■ **THE TASK**:
In this exercise, reproduce all the entries that follow exactly.

[Saved data entries]
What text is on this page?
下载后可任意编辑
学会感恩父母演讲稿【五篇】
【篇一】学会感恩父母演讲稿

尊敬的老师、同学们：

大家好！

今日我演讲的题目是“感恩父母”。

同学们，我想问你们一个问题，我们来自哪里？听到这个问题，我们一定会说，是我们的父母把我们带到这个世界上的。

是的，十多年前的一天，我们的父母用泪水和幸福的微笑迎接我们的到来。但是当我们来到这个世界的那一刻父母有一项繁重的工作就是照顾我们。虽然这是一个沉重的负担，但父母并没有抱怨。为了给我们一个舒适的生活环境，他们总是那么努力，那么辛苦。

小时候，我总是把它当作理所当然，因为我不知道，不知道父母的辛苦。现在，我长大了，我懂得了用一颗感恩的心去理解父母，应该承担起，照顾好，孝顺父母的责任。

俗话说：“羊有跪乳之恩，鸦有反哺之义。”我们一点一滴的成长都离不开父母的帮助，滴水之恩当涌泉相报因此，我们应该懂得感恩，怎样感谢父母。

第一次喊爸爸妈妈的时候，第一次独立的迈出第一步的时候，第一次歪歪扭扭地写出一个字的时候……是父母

■ **ANSWER BELOW**:
What text is on this page?
下载后可任意编辑
学会感恩父母演讲稿【五篇】
【篇一】学会感恩父母演讲稿

尊敬的老师、同学们：

大家好！

今日我演讲的题目是“感恩父母”。

同学们，我想问你们一个问题，我们来自哪里？听到这个问题，我们一定会说，是我们的父母把我们带到这个世界上的。

是的，十多年前的一天，我们的父母用泪水和幸福的微笑迎接我们的到来。但是当我们来到这个世界的那一刻父母有一项繁重的工作就是照顾我们。虽然这是一个沉重的负担，但父母并没有抱怨。为了给我们一个舒适的生活环境，他们总是那么努力，那么辛苦。

小时候，我总是把它当作理所当然，因为我不知道，不知道父母的辛苦。现在，我长大了，我懂得了用一颗感恩的心去理解父母，应该承担起，照顾好，孝顺父母的责任。

俗话说：“羊有跪乳之恩，鸦有反哺之义。”我们一点一滴的成长都离不开父母的帮助，滴水之恩当涌泉相报因此，我们应该懂得感恩，怎样感谢父母。

第一次喊爸爸妈妈的时候，第一次独立的迈出第一步的时候，第一次歪歪扭扭地写出一个字的时候……是父母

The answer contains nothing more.